Information shown
· · · · ·

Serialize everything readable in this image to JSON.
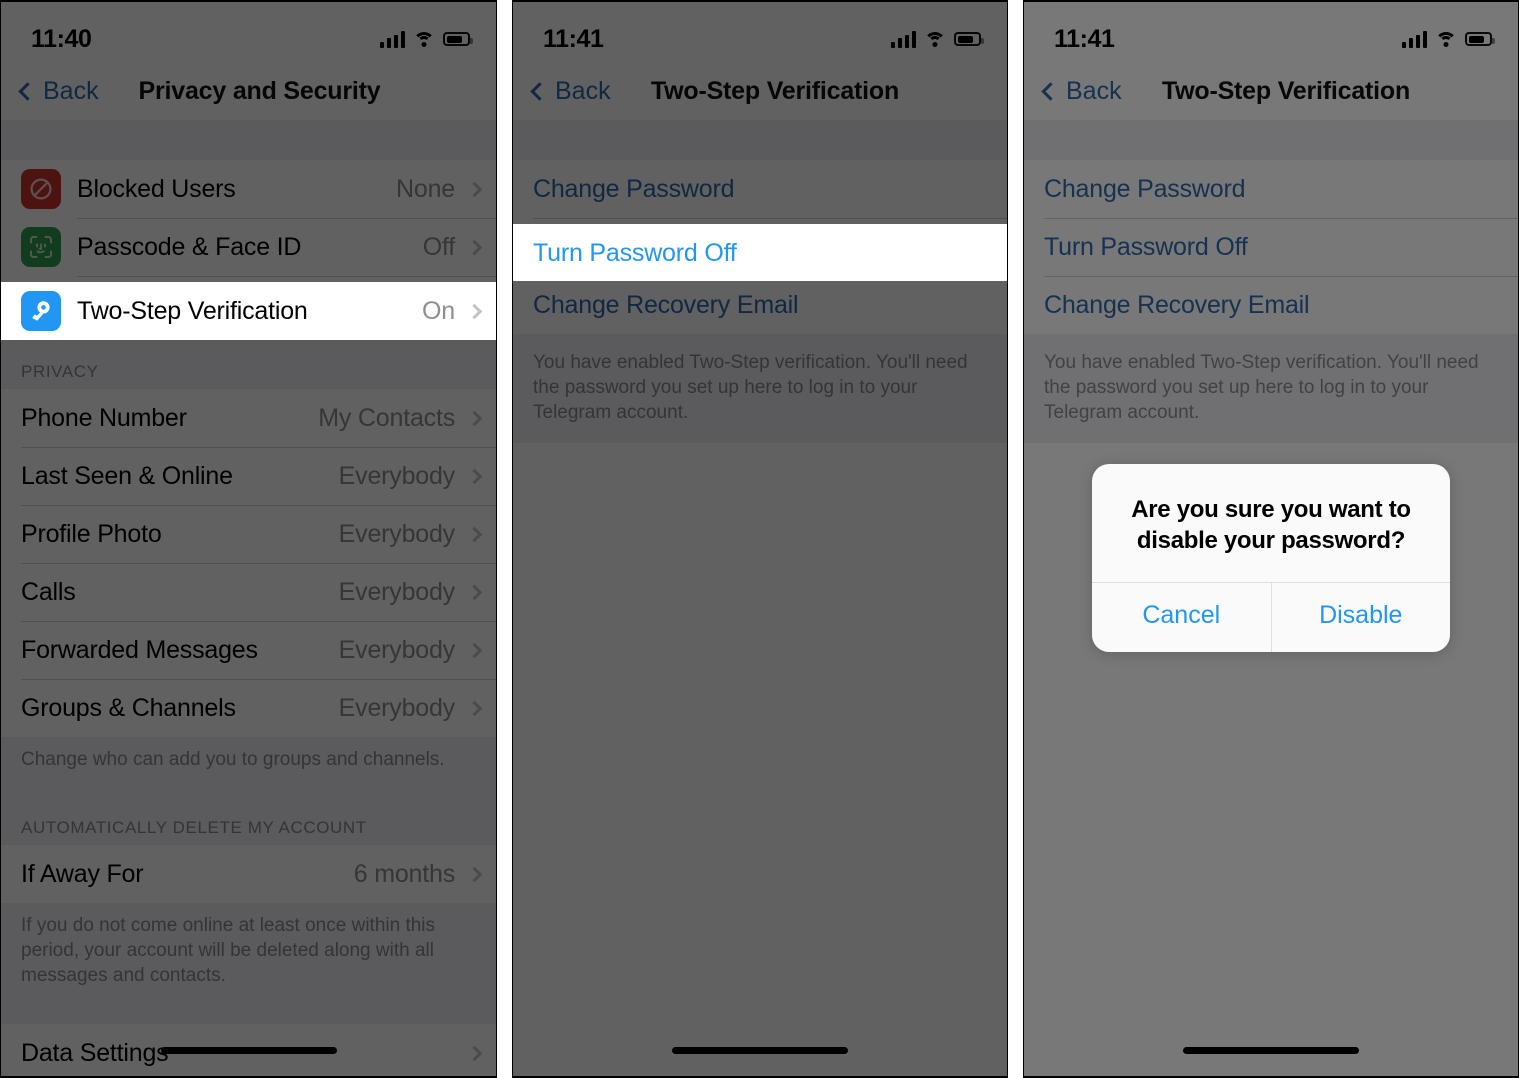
{
  "panels": [
    {
      "id": "privacy-and-security",
      "status": {
        "time": "11:40"
      },
      "nav": {
        "back_label": "Back",
        "title": "Privacy and Security"
      },
      "security_rows": [
        {
          "icon": "block-icon",
          "label": "Blocked Users",
          "value": "None"
        },
        {
          "icon": "face-id-icon",
          "label": "Passcode & Face ID",
          "value": "Off"
        },
        {
          "icon": "key-icon",
          "label": "Two-Step Verification",
          "value": "On",
          "highlighted": true
        }
      ],
      "privacy_header": "PRIVACY",
      "privacy_rows": [
        {
          "label": "Phone Number",
          "value": "My Contacts"
        },
        {
          "label": "Last Seen & Online",
          "value": "Everybody"
        },
        {
          "label": "Profile Photo",
          "value": "Everybody"
        },
        {
          "label": "Calls",
          "value": "Everybody"
        },
        {
          "label": "Forwarded Messages",
          "value": "Everybody"
        },
        {
          "label": "Groups & Channels",
          "value": "Everybody"
        }
      ],
      "privacy_footnote": "Change who can add you to groups and channels.",
      "delete_header": "AUTOMATICALLY DELETE MY ACCOUNT",
      "delete_rows": [
        {
          "label": "If Away For",
          "value": "6 months"
        }
      ],
      "delete_footnote": "If you do not come online at least once within this period, your account will be deleted along with all messages and contacts.",
      "last_rows": [
        {
          "label": "Data Settings",
          "value": ""
        }
      ]
    },
    {
      "id": "two-step-verification-highlighted",
      "status": {
        "time": "11:41"
      },
      "nav": {
        "back_label": "Back",
        "title": "Two-Step Verification"
      },
      "links": [
        {
          "label": "Change Password",
          "highlighted": false
        },
        {
          "label": "Turn Password Off",
          "highlighted": true
        },
        {
          "label": "Change Recovery Email",
          "highlighted": false
        }
      ],
      "footnote": "You have enabled Two-Step verification. You'll need the password you set up here to log in to your Telegram account."
    },
    {
      "id": "two-step-verification-alert",
      "status": {
        "time": "11:41"
      },
      "nav": {
        "back_label": "Back",
        "title": "Two-Step Verification"
      },
      "links": [
        {
          "label": "Change Password",
          "highlighted": false
        },
        {
          "label": "Turn Password Off",
          "highlighted": false
        },
        {
          "label": "Change Recovery Email",
          "highlighted": false
        }
      ],
      "footnote": "You have enabled Two-Step verification. You'll need the password you set up here to log in to your Telegram account.",
      "alert": {
        "title": "Are you sure you want to disable your password?",
        "cancel_label": "Cancel",
        "confirm_label": "Disable"
      }
    }
  ],
  "colors": {
    "accent_blue": "#2196f3",
    "link_blue": "#2f6aad",
    "icon_red": "#c9332e",
    "icon_green": "#2f9e4f",
    "icon_blue": "#2196f3",
    "group_bg": "#efeff4",
    "secondary_text": "#8e8e93"
  }
}
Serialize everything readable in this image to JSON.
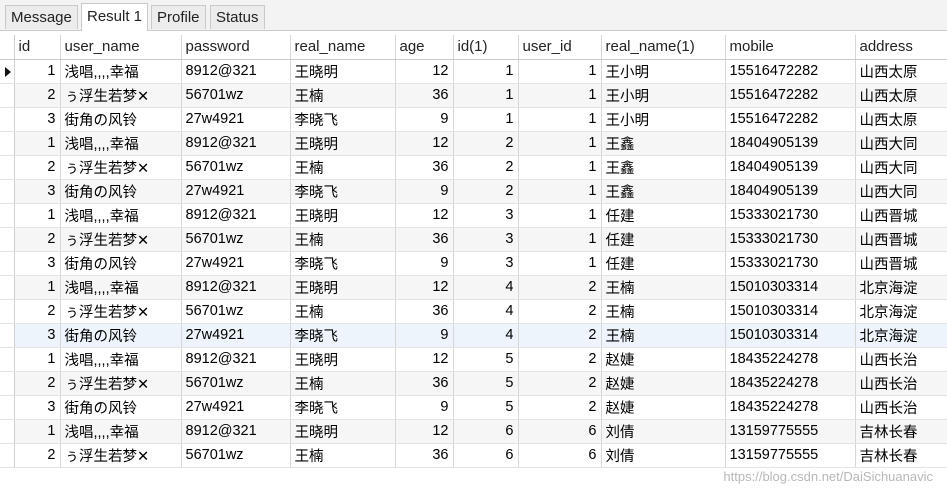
{
  "tabs": [
    {
      "label": "Message",
      "active": false
    },
    {
      "label": "Result 1",
      "active": true
    },
    {
      "label": "Profile",
      "active": false
    },
    {
      "label": "Status",
      "active": false
    }
  ],
  "columns": [
    "id",
    "user_name",
    "password",
    "real_name",
    "age",
    "id(1)",
    "user_id",
    "real_name(1)",
    "mobile",
    "address"
  ],
  "rows": [
    [
      "1",
      "浅唱,,,,幸福",
      "8912@321",
      "王晓明",
      "12",
      "1",
      "1",
      "王小明",
      "15516472282",
      "山西太原"
    ],
    [
      "2",
      "ぅ浮生若梦✕",
      "56701wz",
      "王楠",
      "36",
      "1",
      "1",
      "王小明",
      "15516472282",
      "山西太原"
    ],
    [
      "3",
      "街角の风铃",
      "27w4921",
      "李晓飞",
      "9",
      "1",
      "1",
      "王小明",
      "15516472282",
      "山西太原"
    ],
    [
      "1",
      "浅唱,,,,幸福",
      "8912@321",
      "王晓明",
      "12",
      "2",
      "1",
      "王鑫",
      "18404905139",
      "山西大同"
    ],
    [
      "2",
      "ぅ浮生若梦✕",
      "56701wz",
      "王楠",
      "36",
      "2",
      "1",
      "王鑫",
      "18404905139",
      "山西大同"
    ],
    [
      "3",
      "街角の风铃",
      "27w4921",
      "李晓飞",
      "9",
      "2",
      "1",
      "王鑫",
      "18404905139",
      "山西大同"
    ],
    [
      "1",
      "浅唱,,,,幸福",
      "8912@321",
      "王晓明",
      "12",
      "3",
      "1",
      "任建",
      "15333021730",
      "山西晋城"
    ],
    [
      "2",
      "ぅ浮生若梦✕",
      "56701wz",
      "王楠",
      "36",
      "3",
      "1",
      "任建",
      "15333021730",
      "山西晋城"
    ],
    [
      "3",
      "街角の风铃",
      "27w4921",
      "李晓飞",
      "9",
      "3",
      "1",
      "任建",
      "15333021730",
      "山西晋城"
    ],
    [
      "1",
      "浅唱,,,,幸福",
      "8912@321",
      "王晓明",
      "12",
      "4",
      "2",
      "王楠",
      "15010303314",
      "北京海淀"
    ],
    [
      "2",
      "ぅ浮生若梦✕",
      "56701wz",
      "王楠",
      "36",
      "4",
      "2",
      "王楠",
      "15010303314",
      "北京海淀"
    ],
    [
      "3",
      "街角の风铃",
      "27w4921",
      "李晓飞",
      "9",
      "4",
      "2",
      "王楠",
      "15010303314",
      "北京海淀"
    ],
    [
      "1",
      "浅唱,,,,幸福",
      "8912@321",
      "王晓明",
      "12",
      "5",
      "2",
      "赵婕",
      "18435224278",
      "山西长治"
    ],
    [
      "2",
      "ぅ浮生若梦✕",
      "56701wz",
      "王楠",
      "36",
      "5",
      "2",
      "赵婕",
      "18435224278",
      "山西长治"
    ],
    [
      "3",
      "街角の风铃",
      "27w4921",
      "李晓飞",
      "9",
      "5",
      "2",
      "赵婕",
      "18435224278",
      "山西长治"
    ],
    [
      "1",
      "浅唱,,,,幸福",
      "8912@321",
      "王晓明",
      "12",
      "6",
      "6",
      "刘倩",
      "13159775555",
      "吉林长春"
    ],
    [
      "2",
      "ぅ浮生若梦✕",
      "56701wz",
      "王楠",
      "36",
      "6",
      "6",
      "刘倩",
      "13159775555",
      "吉林长春"
    ]
  ],
  "watermark": "https://blog.csdn.net/DaiSichuanavic"
}
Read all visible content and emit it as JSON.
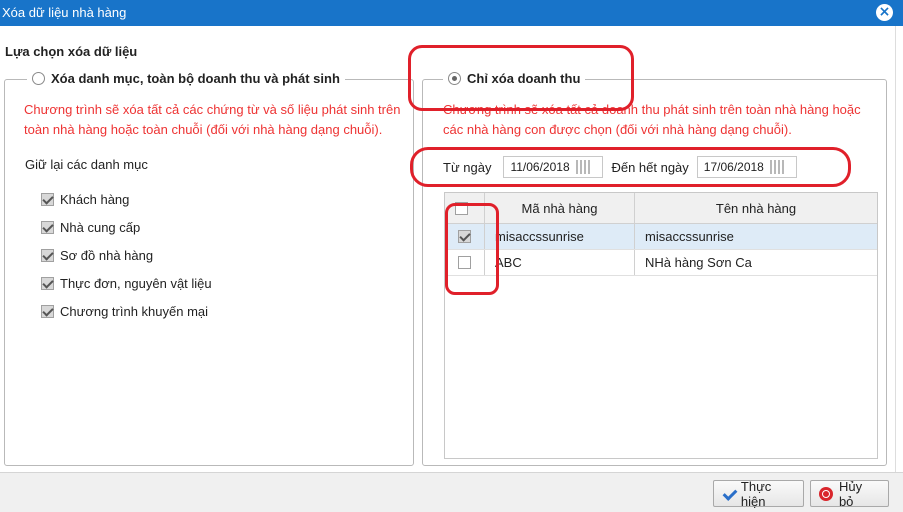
{
  "window": {
    "title": "Xóa dữ liệu nhà hàng"
  },
  "section_title": "Lựa chọn xóa dữ liệu",
  "left_panel": {
    "option_label": "Xóa danh mục, toàn bộ doanh thu và phát sinh",
    "selected": false,
    "description": "Chương trình sẽ xóa tất cả các chứng từ và số liệu phát sinh trên toàn nhà hàng hoặc toàn chuỗi (đối với nhà hàng dạng chuỗi).",
    "keep_label": "Giữ lại các danh mục",
    "keep_items": [
      {
        "label": "Khách hàng",
        "checked": true
      },
      {
        "label": "Nhà cung cấp",
        "checked": true
      },
      {
        "label": "Sơ đồ nhà hàng",
        "checked": true
      },
      {
        "label": "Thực đơn, nguyên vật liệu",
        "checked": true
      },
      {
        "label": "Chương trình khuyến mại",
        "checked": true
      }
    ]
  },
  "right_panel": {
    "option_label": "Chỉ xóa doanh thu",
    "selected": true,
    "description": "Chương trình sẽ xóa tất cả doanh thu phát sinh trên toàn nhà hàng hoặc các nhà hàng con được chọn (đối với nhà hàng dạng chuỗi).",
    "from_label": "Từ ngày",
    "from_value": "11/06/2018",
    "to_label": "Đến hết ngày",
    "to_value": "17/06/2018",
    "table": {
      "columns": [
        "Mã nhà hàng",
        "Tên nhà hàng"
      ],
      "rows": [
        {
          "code": "misaccssunrise",
          "name": "misaccssunrise",
          "checked": true
        },
        {
          "code": "ABC",
          "name": "NHà hàng Sơn Ca",
          "checked": false
        }
      ]
    }
  },
  "buttons": {
    "ok": "Thực hiện",
    "cancel": "Hủy bỏ"
  },
  "icons": [
    "close-icon",
    "calendar-icon",
    "check-icon",
    "cancel-icon"
  ],
  "colors": {
    "titlebar": "#1874c9",
    "warning_text": "#e33333",
    "annotation": "#e0202a"
  }
}
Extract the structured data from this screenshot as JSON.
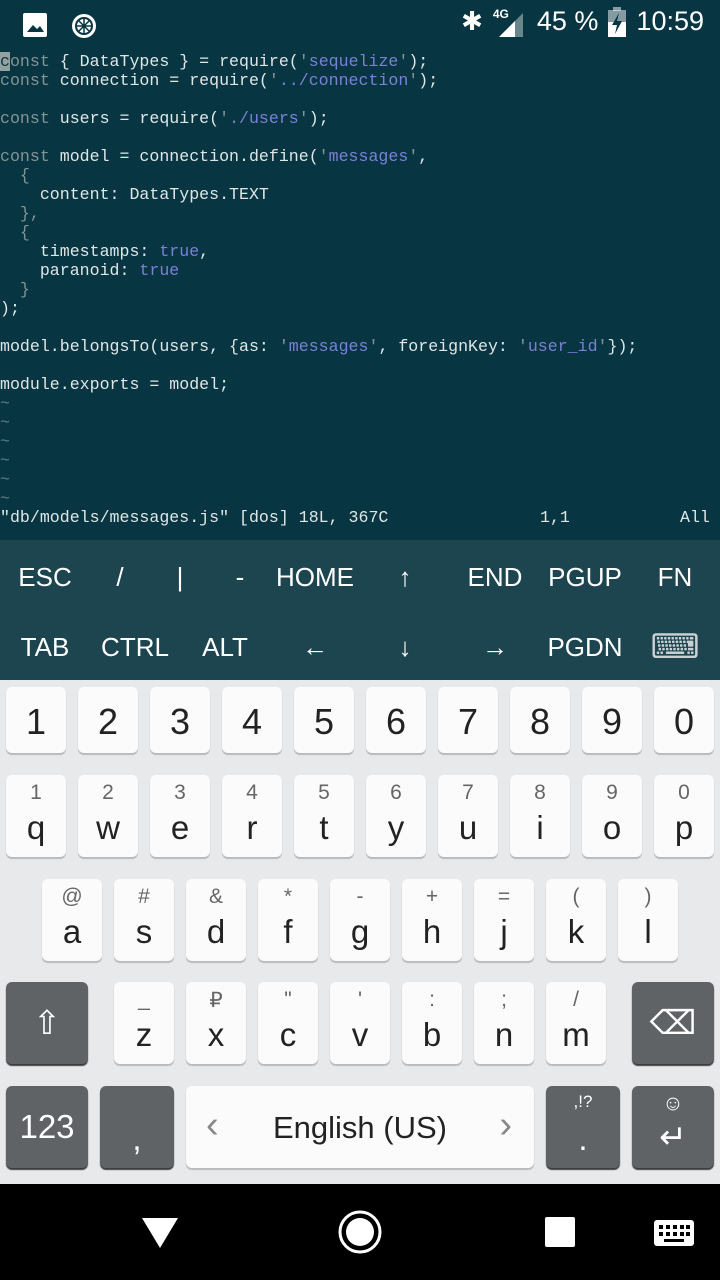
{
  "status_bar": {
    "network": "4G",
    "battery": "45 %",
    "time": "10:59",
    "icons": [
      "gallery-icon",
      "app-icon",
      "bluetooth-icon",
      "signal-icon",
      "battery-charging-icon"
    ]
  },
  "editor": {
    "lines": [
      [
        {
          "t": "c",
          "k": "cur"
        },
        {
          "t": "onst",
          "k": "kw"
        },
        {
          "t": " { DataTypes } = require(",
          "k": ""
        },
        {
          "t": "'",
          "k": "q"
        },
        {
          "t": "sequelize",
          "k": "str"
        },
        {
          "t": "'",
          "k": "q"
        },
        {
          "t": ");",
          "k": ""
        }
      ],
      [
        {
          "t": "const",
          "k": "kw"
        },
        {
          "t": " connection = require(",
          "k": ""
        },
        {
          "t": "'",
          "k": "q"
        },
        {
          "t": "../connection",
          "k": "str"
        },
        {
          "t": "'",
          "k": "q"
        },
        {
          "t": ");",
          "k": ""
        }
      ],
      [],
      [
        {
          "t": "const",
          "k": "kw"
        },
        {
          "t": " users = require(",
          "k": ""
        },
        {
          "t": "'",
          "k": "q"
        },
        {
          "t": "./users",
          "k": "str"
        },
        {
          "t": "'",
          "k": "q"
        },
        {
          "t": ");",
          "k": ""
        }
      ],
      [],
      [
        {
          "t": "const",
          "k": "kw"
        },
        {
          "t": " model = connection.define(",
          "k": ""
        },
        {
          "t": "'",
          "k": "q"
        },
        {
          "t": "messages",
          "k": "str"
        },
        {
          "t": "'",
          "k": "q"
        },
        {
          "t": ",",
          "k": ""
        }
      ],
      [
        {
          "t": "  {",
          "k": "kw"
        }
      ],
      [
        {
          "t": "    content: DataTypes.TEXT",
          "k": ""
        }
      ],
      [
        {
          "t": "  },",
          "k": "kw"
        }
      ],
      [
        {
          "t": "  {",
          "k": "kw"
        }
      ],
      [
        {
          "t": "    timestamps: ",
          "k": ""
        },
        {
          "t": "true",
          "k": "str"
        },
        {
          "t": ",",
          "k": ""
        }
      ],
      [
        {
          "t": "    paranoid: ",
          "k": ""
        },
        {
          "t": "true",
          "k": "str"
        }
      ],
      [
        {
          "t": "  }",
          "k": "kw"
        }
      ],
      [
        {
          "t": ");",
          "k": ""
        }
      ],
      [],
      [
        {
          "t": "model.belongsTo(users, {as: ",
          "k": ""
        },
        {
          "t": "'",
          "k": "q"
        },
        {
          "t": "messages",
          "k": "str"
        },
        {
          "t": "'",
          "k": "q"
        },
        {
          "t": ", foreignKey: ",
          "k": ""
        },
        {
          "t": "'",
          "k": "q"
        },
        {
          "t": "user_id",
          "k": "str"
        },
        {
          "t": "'",
          "k": "q"
        },
        {
          "t": "});",
          "k": ""
        }
      ],
      [],
      [
        {
          "t": "module.exports = model;",
          "k": ""
        }
      ],
      [
        {
          "t": "~",
          "k": "tilde"
        }
      ],
      [
        {
          "t": "~",
          "k": "tilde"
        }
      ],
      [
        {
          "t": "~",
          "k": "tilde"
        }
      ],
      [
        {
          "t": "~",
          "k": "tilde"
        }
      ],
      [
        {
          "t": "~",
          "k": "tilde"
        }
      ],
      [
        {
          "t": "~",
          "k": "tilde"
        }
      ]
    ],
    "status_file": "\"db/models/messages.js\" [dos] 18L, 367C",
    "status_pos": "1,1",
    "status_scroll": "All"
  },
  "extra_keys": [
    [
      "ESC",
      "/",
      "|",
      "-",
      "HOME",
      "↑",
      "END",
      "PGUP",
      "FN"
    ],
    [
      "TAB",
      "CTRL",
      "ALT",
      "←",
      "↓",
      "→",
      "PGDN",
      "⌨"
    ]
  ],
  "keyboard": {
    "numbers": [
      "1",
      "2",
      "3",
      "4",
      "5",
      "6",
      "7",
      "8",
      "9",
      "0"
    ],
    "row1": [
      [
        "q",
        "1"
      ],
      [
        "w",
        "2"
      ],
      [
        "e",
        "3"
      ],
      [
        "r",
        "4"
      ],
      [
        "t",
        "5"
      ],
      [
        "y",
        "6"
      ],
      [
        "u",
        "7"
      ],
      [
        "i",
        "8"
      ],
      [
        "o",
        "9"
      ],
      [
        "p",
        "0"
      ]
    ],
    "row2": [
      [
        "a",
        "@"
      ],
      [
        "s",
        "#"
      ],
      [
        "d",
        "&"
      ],
      [
        "f",
        "*"
      ],
      [
        "g",
        "-"
      ],
      [
        "h",
        "+"
      ],
      [
        "j",
        "="
      ],
      [
        "k",
        "("
      ],
      [
        "l",
        ")"
      ]
    ],
    "row3": [
      [
        "z",
        "_"
      ],
      [
        "x",
        "₽"
      ],
      [
        "c",
        "\""
      ],
      [
        "v",
        "'"
      ],
      [
        "b",
        ":"
      ],
      [
        "n",
        ";"
      ],
      [
        "m",
        "/"
      ]
    ],
    "shift": "⇧",
    "backspace": "⌫",
    "symbols": "123",
    "comma": ",",
    "space": "English (US)",
    "period": ".",
    "period_hint": ",!?",
    "enter": "↵",
    "emoji": "☺"
  }
}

· · · · ·

What you need to do
State how many lines of the listing above include the word "chuỗi". Give nothing but the number.

Final answer
2